**Lavoro richiesto**
(A) Nel brano sulle cause legali sull'aborto negli Stati Uniti, dopo quale settimana la legge del Mississippi vieta gran parte degli aborti?
(B) Elenca tutte le leggi e le sentenze citate nel brano sulle cause legali sull'aborto negli Stati Uniti.
(C) Riprendi il brano sulle cause legali sull'aborto negli Stati Uniti dal punto in cui si ferma e continualo.

**Estratto selezionato**
# # # # #

Il caso, dunque, può tornare alle corti inferiori, dove proseguirà la battaglia legale, il cui esito rimane incerto. Ma lo scontro tra pro vita e pro morte si gioca anche su altre cause. Davanti alla Corte Suprema, infatti, è atteso in autunno l’esame della legge del Mississippi che vieta gran parte degli aborti dopo la quindicesima settimana e che sfida apertamente il sistema imperniato sulla Roe vs Wade e sulle sue discendenti decisioni, come la Planned Parenthood vs Casey (1992), che prevede che una donna debba poter abortire legalmente nei 50 Stati federati almeno fino al punto di “viability”, cioè prima che il bambino sia in grado di sopravvivere fuori dal grembo materno.

# # # # #

**Materiale fornito**
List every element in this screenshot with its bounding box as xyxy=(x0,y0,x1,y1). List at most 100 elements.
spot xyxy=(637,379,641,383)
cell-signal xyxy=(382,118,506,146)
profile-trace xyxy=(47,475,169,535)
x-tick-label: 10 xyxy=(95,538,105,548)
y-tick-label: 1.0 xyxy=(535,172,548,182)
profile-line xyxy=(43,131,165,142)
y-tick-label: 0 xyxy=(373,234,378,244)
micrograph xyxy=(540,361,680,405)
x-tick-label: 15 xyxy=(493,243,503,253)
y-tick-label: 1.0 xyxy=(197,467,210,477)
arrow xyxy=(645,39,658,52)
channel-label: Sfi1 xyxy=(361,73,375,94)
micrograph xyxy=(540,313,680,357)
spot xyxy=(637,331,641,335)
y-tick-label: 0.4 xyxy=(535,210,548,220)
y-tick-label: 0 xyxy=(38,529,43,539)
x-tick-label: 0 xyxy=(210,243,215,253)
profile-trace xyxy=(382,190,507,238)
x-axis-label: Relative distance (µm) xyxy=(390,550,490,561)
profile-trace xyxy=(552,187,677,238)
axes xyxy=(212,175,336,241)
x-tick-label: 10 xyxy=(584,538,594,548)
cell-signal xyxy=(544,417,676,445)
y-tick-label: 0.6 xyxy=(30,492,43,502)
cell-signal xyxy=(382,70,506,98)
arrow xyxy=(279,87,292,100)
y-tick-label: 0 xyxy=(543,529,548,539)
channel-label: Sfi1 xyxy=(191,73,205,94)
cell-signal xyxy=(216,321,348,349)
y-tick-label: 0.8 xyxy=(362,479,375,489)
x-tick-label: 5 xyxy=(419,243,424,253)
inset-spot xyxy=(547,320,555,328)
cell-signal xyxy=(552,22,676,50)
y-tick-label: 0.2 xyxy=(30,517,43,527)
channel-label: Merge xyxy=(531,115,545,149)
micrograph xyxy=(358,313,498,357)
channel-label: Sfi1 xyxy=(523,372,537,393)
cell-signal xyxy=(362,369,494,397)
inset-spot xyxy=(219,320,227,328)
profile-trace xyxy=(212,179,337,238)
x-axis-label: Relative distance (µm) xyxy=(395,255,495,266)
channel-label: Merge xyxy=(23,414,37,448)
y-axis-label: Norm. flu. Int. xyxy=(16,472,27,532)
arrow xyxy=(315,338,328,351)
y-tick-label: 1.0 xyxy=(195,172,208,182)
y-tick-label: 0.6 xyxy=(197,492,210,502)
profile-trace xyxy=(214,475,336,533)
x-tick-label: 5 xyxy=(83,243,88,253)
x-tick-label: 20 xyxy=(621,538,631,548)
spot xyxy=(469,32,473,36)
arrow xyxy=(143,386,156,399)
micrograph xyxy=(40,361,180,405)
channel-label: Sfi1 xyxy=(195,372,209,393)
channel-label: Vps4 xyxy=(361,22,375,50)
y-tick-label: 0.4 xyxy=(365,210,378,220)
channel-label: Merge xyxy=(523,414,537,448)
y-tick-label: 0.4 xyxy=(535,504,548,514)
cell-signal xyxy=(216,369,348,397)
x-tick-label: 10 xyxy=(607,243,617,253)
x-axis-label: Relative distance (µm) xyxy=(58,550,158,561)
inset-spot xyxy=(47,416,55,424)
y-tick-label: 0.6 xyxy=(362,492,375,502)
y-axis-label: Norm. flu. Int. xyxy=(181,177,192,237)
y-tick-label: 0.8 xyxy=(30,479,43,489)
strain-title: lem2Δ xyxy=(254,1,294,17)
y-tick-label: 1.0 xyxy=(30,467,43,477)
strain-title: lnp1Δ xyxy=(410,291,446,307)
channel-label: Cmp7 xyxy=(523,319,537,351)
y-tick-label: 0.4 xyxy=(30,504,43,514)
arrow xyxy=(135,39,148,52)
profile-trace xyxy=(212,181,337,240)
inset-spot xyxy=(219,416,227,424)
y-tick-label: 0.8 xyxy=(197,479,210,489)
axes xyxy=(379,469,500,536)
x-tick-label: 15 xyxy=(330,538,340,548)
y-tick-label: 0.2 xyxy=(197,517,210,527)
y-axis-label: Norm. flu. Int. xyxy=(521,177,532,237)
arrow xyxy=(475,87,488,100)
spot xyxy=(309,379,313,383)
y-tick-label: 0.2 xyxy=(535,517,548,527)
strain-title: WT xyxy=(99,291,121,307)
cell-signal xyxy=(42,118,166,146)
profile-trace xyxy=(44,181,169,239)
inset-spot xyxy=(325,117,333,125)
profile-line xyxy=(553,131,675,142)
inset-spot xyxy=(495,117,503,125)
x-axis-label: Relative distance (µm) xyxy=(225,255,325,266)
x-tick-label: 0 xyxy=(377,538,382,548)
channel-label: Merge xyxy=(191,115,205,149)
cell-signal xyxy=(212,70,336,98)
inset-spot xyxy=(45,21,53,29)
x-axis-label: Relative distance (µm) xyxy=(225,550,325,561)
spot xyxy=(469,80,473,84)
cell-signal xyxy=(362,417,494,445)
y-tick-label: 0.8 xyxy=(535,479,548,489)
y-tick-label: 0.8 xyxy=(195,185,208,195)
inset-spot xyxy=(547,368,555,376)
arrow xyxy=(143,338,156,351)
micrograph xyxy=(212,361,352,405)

# # # # #

**Risposte ai compiti**
(A) Dopo la quindicesima settimana.

(B)
- La legge del Mississippi
- Roe vs Wade
- Planned Parenthood vs Casey (1992)

(C)
In tutto questo c’è da considerare la variabile Biden, un tempo ‘moderato’ sull’aborto, ma oggi completamente asservito alle lobby abortiste che ne hanno favorito la scalata al potere e disposto a forzare gli stessi principi democratici e federali. Oltre ad aver attaccato, come visto, la Corte Suprema, il numero uno della Casa Bianca ha dato mandato al suo entourage di «lanciare uno sforzo dell’intero Governo», così da capire «quali passi il Governo federale può intraprendere per garantire che le donne in Texas abbiano accesso ad aborti sicuri e legali come protetti dalla Roe, e quali strumenti abbiamo per proteggere le donne e i fornitori [dell’aborto] dall’impatto del bizzarro schema del Texas di applicazione [della legge] appaltata a parti private», cioè all’iniziativa dei cittadini. In campo pro life si teme che Biden possa emettere un ordine unilaterale per facilitare gli aborti fuori dal Texas, finanziando con i soldi dei contribuenti gli spostamenti delle cittadine texane che chiedono di abortire. A dimostrazione della sua svolta sempre più radicale, Biden è arrivato ieri a negare (contrariamente al passato) il dato biologico, dicendo di rispettare «coloro che credono che la vita inizi al momento del concepimento», ma di non essere «d’accordo» con loro.
A biasimare la Corte Suprema anche Nancy Pelosi. La speaker della Camera ha annunciato che al ritorno dei parlamentari in aula, il 20 settembre, sarà presentato il Women’s Health Protection Act, un disegno di legge che a dispetto del nome, ingannevole, intende allargare le maglie dell’aborto in tutti gli Stati Uniti.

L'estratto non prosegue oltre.